- **What is needed**
Give the entries back exactly, dropping each image.

____________

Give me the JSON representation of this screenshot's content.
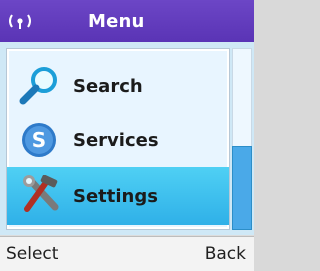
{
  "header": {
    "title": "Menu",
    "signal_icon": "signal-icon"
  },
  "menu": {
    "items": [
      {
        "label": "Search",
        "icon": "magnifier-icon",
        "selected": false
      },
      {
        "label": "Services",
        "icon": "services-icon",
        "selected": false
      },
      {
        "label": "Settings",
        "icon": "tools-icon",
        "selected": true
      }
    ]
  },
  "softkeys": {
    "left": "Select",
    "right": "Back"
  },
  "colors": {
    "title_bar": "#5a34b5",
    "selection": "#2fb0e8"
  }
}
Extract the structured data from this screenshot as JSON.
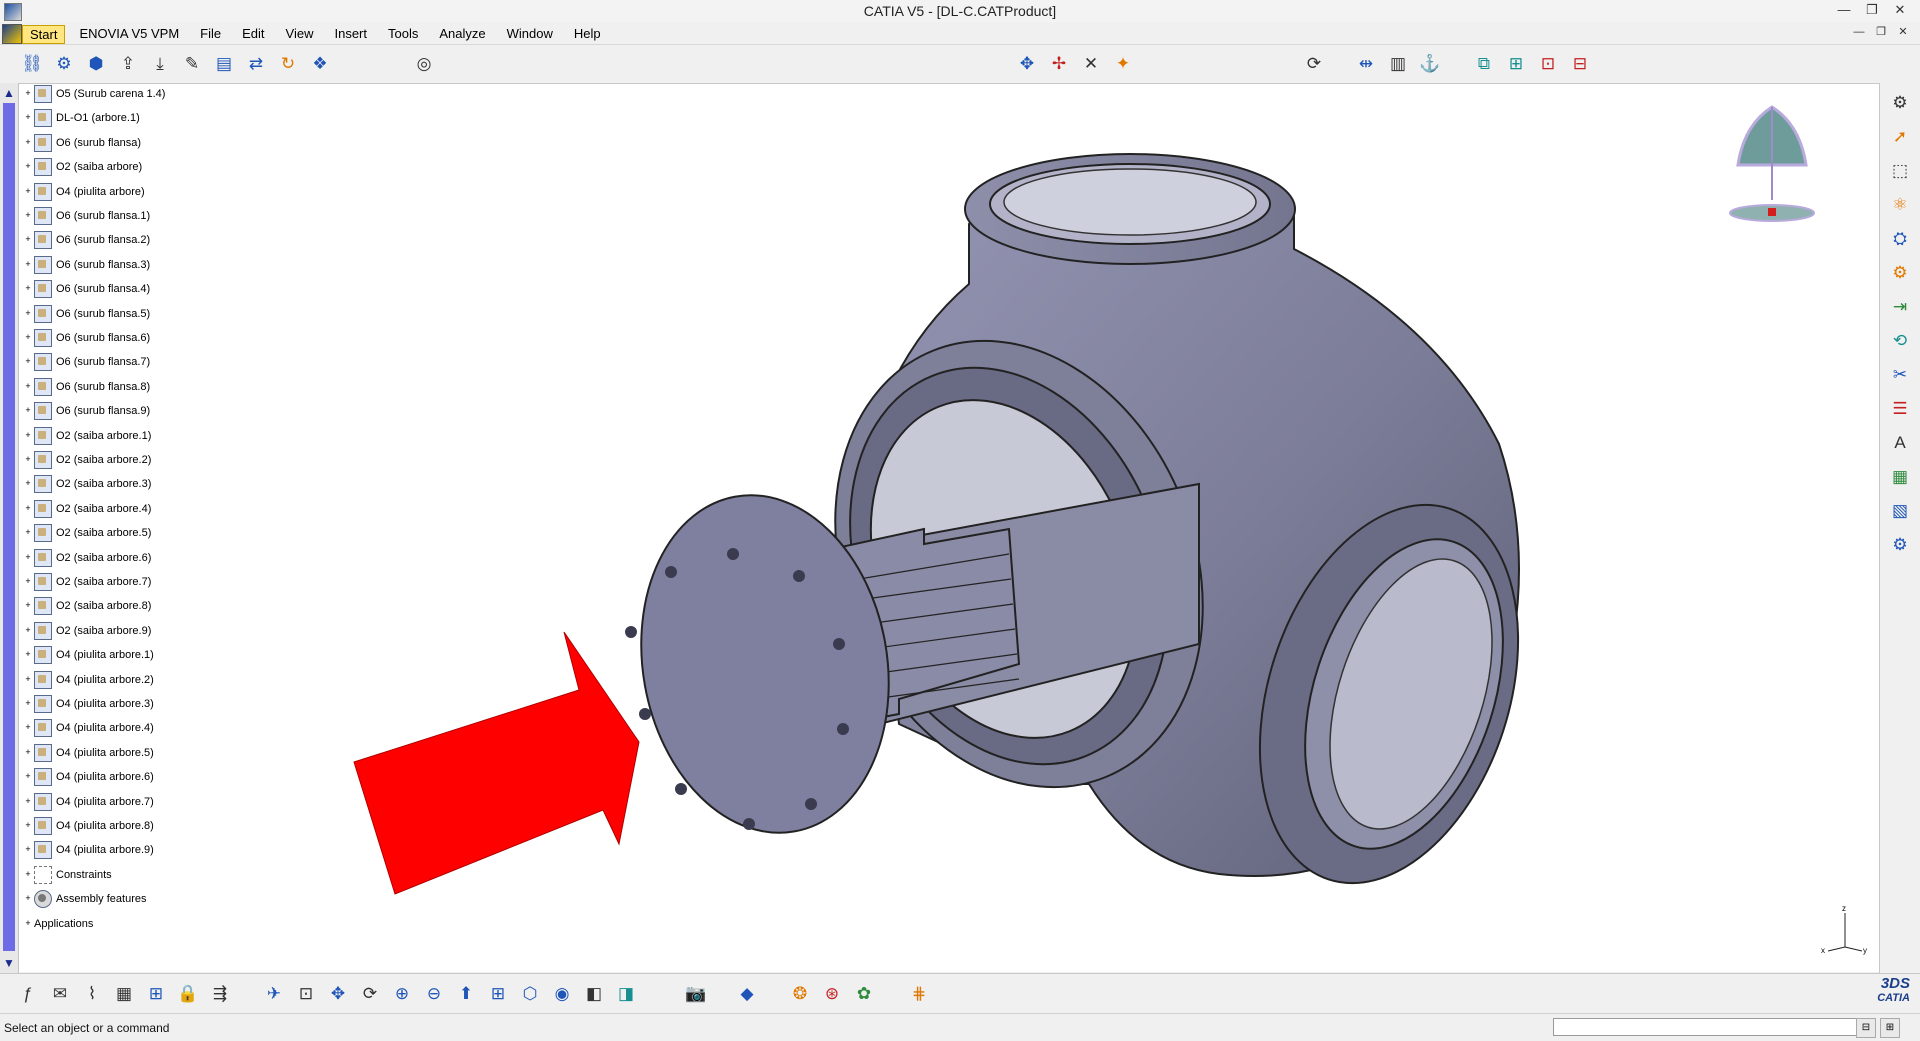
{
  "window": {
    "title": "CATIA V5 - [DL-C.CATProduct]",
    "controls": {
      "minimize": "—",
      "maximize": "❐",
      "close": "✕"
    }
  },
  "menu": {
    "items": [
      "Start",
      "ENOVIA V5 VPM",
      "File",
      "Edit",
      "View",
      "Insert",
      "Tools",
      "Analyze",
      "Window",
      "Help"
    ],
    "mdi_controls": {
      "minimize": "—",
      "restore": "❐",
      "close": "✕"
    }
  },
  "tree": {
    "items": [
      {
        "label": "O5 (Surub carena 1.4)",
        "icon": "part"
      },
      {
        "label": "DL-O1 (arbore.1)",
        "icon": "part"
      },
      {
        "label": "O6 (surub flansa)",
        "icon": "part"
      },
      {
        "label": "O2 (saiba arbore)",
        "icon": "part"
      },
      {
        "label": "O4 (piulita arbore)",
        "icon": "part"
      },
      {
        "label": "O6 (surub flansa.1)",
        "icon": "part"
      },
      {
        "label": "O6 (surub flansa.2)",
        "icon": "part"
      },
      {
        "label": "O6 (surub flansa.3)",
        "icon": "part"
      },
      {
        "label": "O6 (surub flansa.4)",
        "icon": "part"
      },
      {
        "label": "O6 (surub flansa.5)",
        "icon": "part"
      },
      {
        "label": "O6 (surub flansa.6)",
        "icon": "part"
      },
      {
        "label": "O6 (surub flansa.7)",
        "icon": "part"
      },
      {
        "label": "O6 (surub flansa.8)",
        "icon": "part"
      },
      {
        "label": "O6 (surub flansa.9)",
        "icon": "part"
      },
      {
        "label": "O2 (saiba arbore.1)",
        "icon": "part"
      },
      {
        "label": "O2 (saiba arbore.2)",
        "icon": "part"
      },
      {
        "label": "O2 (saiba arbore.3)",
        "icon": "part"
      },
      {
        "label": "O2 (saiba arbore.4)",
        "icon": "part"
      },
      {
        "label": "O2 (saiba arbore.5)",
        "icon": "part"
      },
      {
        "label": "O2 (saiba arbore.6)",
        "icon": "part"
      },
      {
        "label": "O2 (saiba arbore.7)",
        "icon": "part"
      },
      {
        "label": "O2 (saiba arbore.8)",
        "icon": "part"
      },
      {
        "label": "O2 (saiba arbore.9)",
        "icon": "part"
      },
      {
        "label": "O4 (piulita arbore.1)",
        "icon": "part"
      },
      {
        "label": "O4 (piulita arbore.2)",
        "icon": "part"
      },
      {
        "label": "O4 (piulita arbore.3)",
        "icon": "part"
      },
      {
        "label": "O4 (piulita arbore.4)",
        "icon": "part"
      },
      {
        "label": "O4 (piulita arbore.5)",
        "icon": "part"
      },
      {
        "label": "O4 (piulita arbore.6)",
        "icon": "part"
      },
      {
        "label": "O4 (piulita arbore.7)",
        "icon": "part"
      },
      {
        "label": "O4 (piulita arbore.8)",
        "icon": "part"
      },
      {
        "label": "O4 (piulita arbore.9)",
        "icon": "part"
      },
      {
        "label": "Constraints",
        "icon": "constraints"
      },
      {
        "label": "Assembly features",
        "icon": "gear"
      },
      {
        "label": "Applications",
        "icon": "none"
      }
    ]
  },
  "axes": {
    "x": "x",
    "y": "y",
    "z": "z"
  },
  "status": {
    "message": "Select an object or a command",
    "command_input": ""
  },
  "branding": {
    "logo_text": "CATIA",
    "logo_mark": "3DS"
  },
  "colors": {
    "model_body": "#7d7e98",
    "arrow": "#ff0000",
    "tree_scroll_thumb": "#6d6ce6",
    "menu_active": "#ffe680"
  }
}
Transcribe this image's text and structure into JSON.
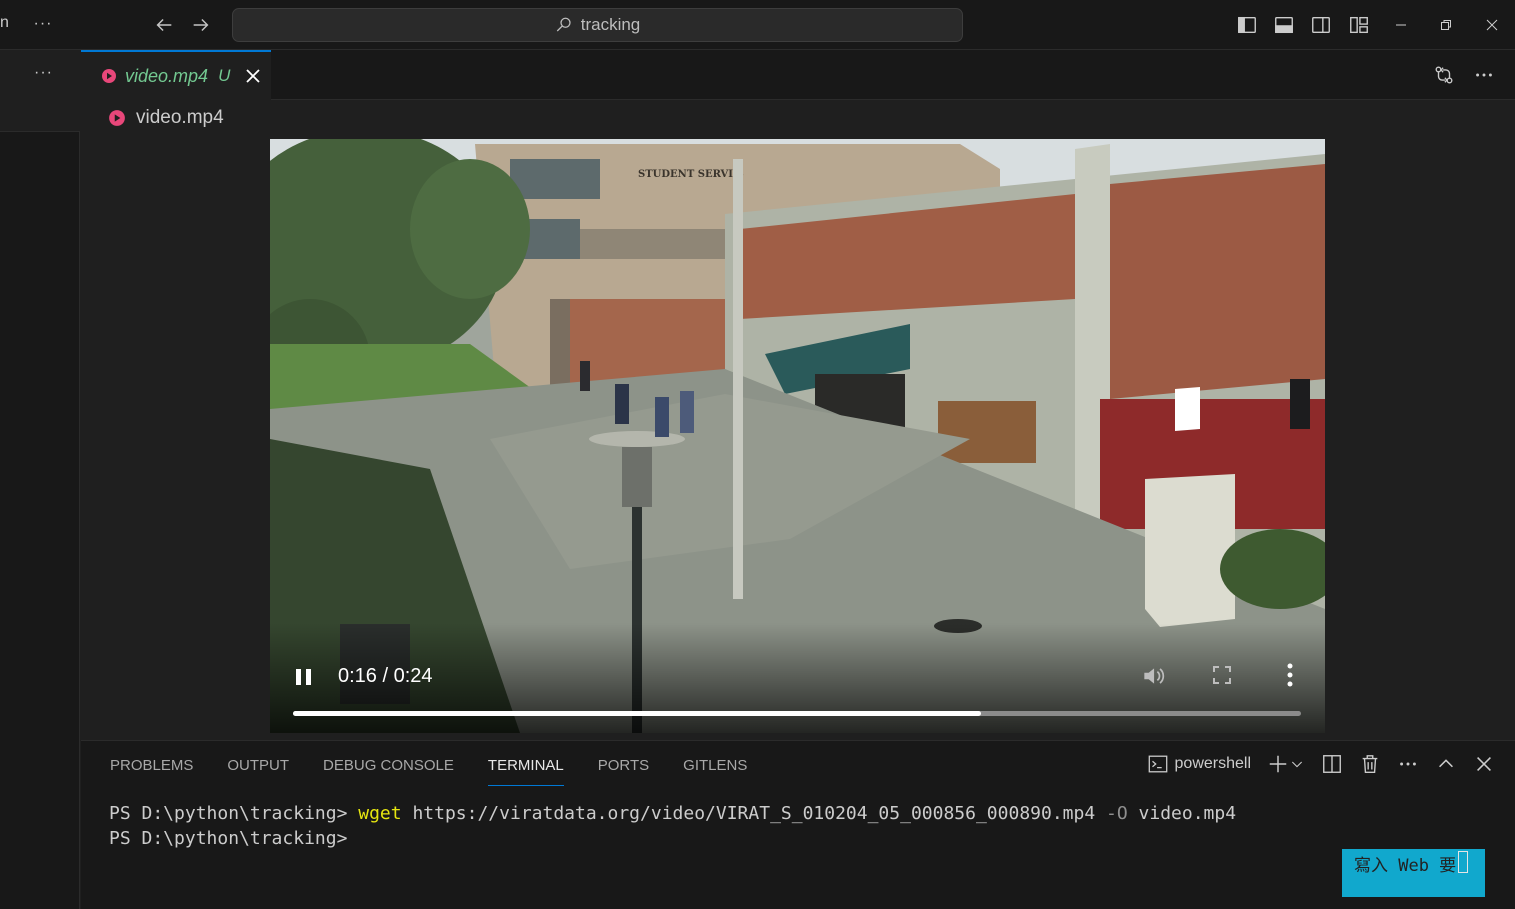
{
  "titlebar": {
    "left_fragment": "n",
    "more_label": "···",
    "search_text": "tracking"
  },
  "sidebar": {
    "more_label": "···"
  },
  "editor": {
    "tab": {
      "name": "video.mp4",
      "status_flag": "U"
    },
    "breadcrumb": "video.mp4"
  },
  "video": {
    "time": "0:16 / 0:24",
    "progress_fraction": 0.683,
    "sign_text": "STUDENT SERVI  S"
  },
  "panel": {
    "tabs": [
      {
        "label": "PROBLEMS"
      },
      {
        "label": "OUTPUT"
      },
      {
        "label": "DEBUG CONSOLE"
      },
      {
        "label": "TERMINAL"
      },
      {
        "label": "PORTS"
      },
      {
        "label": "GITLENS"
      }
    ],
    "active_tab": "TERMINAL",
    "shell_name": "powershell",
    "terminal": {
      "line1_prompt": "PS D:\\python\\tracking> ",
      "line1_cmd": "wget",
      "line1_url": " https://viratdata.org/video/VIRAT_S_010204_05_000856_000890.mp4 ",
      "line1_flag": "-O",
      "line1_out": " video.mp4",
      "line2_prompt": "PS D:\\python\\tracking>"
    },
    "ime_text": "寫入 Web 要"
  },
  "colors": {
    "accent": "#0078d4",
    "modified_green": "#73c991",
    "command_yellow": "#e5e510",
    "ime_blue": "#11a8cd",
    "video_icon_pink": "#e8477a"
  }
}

____________

- **Exercise solution**
Give me the JSON representation of this screenshot's content.
{
  "header": {
    "title": "Menu",
    "signal_icon": "signal-icon"
  },
  "menu": {
    "items": [
      {
        "label": "Search",
        "icon": "magnifier-icon",
        "selected": false
      },
      {
        "label": "Services",
        "icon": "services-icon",
        "selected": false
      },
      {
        "label": "Settings",
        "icon": "tools-icon",
        "selected": true
      }
    ]
  },
  "softkeys": {
    "left": "Select",
    "right": "Back"
  },
  "colors": {
    "title_bar": "#5a34b5",
    "selection": "#2fb0e8"
  }
}
Extract the structured data from this screenshot as JSON.
{
  "window": {
    "title": "CATIA V5 - [DL-C.CATProduct]",
    "controls": {
      "minimize": "—",
      "maximize": "❐",
      "close": "✕"
    }
  },
  "menu": {
    "items": [
      "Start",
      "ENOVIA V5 VPM",
      "File",
      "Edit",
      "View",
      "Insert",
      "Tools",
      "Analyze",
      "Window",
      "Help"
    ],
    "mdi_controls": {
      "minimize": "—",
      "restore": "❐",
      "close": "✕"
    }
  },
  "tree": {
    "items": [
      {
        "label": "O5 (Surub carena 1.4)",
        "icon": "part"
      },
      {
        "label": "DL-O1 (arbore.1)",
        "icon": "part"
      },
      {
        "label": "O6 (surub flansa)",
        "icon": "part"
      },
      {
        "label": "O2 (saiba arbore)",
        "icon": "part"
      },
      {
        "label": "O4 (piulita arbore)",
        "icon": "part"
      },
      {
        "label": "O6 (surub flansa.1)",
        "icon": "part"
      },
      {
        "label": "O6 (surub flansa.2)",
        "icon": "part"
      },
      {
        "label": "O6 (surub flansa.3)",
        "icon": "part"
      },
      {
        "label": "O6 (surub flansa.4)",
        "icon": "part"
      },
      {
        "label": "O6 (surub flansa.5)",
        "icon": "part"
      },
      {
        "label": "O6 (surub flansa.6)",
        "icon": "part"
      },
      {
        "label": "O6 (surub flansa.7)",
        "icon": "part"
      },
      {
        "label": "O6 (surub flansa.8)",
        "icon": "part"
      },
      {
        "label": "O6 (surub flansa.9)",
        "icon": "part"
      },
      {
        "label": "O2 (saiba arbore.1)",
        "icon": "part"
      },
      {
        "label": "O2 (saiba arbore.2)",
        "icon": "part"
      },
      {
        "label": "O2 (saiba arbore.3)",
        "icon": "part"
      },
      {
        "label": "O2 (saiba arbore.4)",
        "icon": "part"
      },
      {
        "label": "O2 (saiba arbore.5)",
        "icon": "part"
      },
      {
        "label": "O2 (saiba arbore.6)",
        "icon": "part"
      },
      {
        "label": "O2 (saiba arbore.7)",
        "icon": "part"
      },
      {
        "label": "O2 (saiba arbore.8)",
        "icon": "part"
      },
      {
        "label": "O2 (saiba arbore.9)",
        "icon": "part"
      },
      {
        "label": "O4 (piulita arbore.1)",
        "icon": "part"
      },
      {
        "label": "O4 (piulita arbore.2)",
        "icon": "part"
      },
      {
        "label": "O4 (piulita arbore.3)",
        "icon": "part"
      },
      {
        "label": "O4 (piulita arbore.4)",
        "icon": "part"
      },
      {
        "label": "O4 (piulita arbore.5)",
        "icon": "part"
      },
      {
        "label": "O4 (piulita arbore.6)",
        "icon": "part"
      },
      {
        "label": "O4 (piulita arbore.7)",
        "icon": "part"
      },
      {
        "label": "O4 (piulita arbore.8)",
        "icon": "part"
      },
      {
        "label": "O4 (piulita arbore.9)",
        "icon": "part"
      },
      {
        "label": "Constraints",
        "icon": "constraints"
      },
      {
        "label": "Assembly features",
        "icon": "gear"
      },
      {
        "label": "Applications",
        "icon": "none"
      }
    ]
  },
  "axes": {
    "x": "x",
    "y": "y",
    "z": "z"
  },
  "status": {
    "message": "Select an object or a command",
    "command_input": ""
  },
  "branding": {
    "logo_text": "CATIA",
    "logo_mark": "3DS"
  },
  "colors": {
    "model_body": "#7d7e98",
    "arrow": "#ff0000",
    "tree_scroll_thumb": "#6d6ce6",
    "menu_active": "#ffe680"
  }
}
Transcribe this image's text and structure into JSON.
{
  "titlebar": {
    "left_fragment": "n",
    "more_label": "···",
    "search_text": "tracking"
  },
  "sidebar": {
    "more_label": "···"
  },
  "editor": {
    "tab": {
      "name": "video.mp4",
      "status_flag": "U"
    },
    "breadcrumb": "video.mp4"
  },
  "video": {
    "time": "0:16 / 0:24",
    "progress_fraction": 0.683,
    "sign_text": "STUDENT SERVI  S"
  },
  "panel": {
    "tabs": [
      {
        "label": "PROBLEMS"
      },
      {
        "label": "OUTPUT"
      },
      {
        "label": "DEBUG CONSOLE"
      },
      {
        "label": "TERMINAL"
      },
      {
        "label": "PORTS"
      },
      {
        "label": "GITLENS"
      }
    ],
    "active_tab": "TERMINAL",
    "shell_name": "powershell",
    "terminal": {
      "line1_prompt": "PS D:\\python\\tracking> ",
      "line1_cmd": "wget",
      "line1_url": " https://viratdata.org/video/VIRAT_S_010204_05_000856_000890.mp4 ",
      "line1_flag": "-O",
      "line1_out": " video.mp4",
      "line2_prompt": "PS D:\\python\\tracking>"
    },
    "ime_text": "寫入 Web 要"
  },
  "colors": {
    "accent": "#0078d4",
    "modified_green": "#73c991",
    "command_yellow": "#e5e510",
    "ime_blue": "#11a8cd",
    "video_icon_pink": "#e8477a"
  }
}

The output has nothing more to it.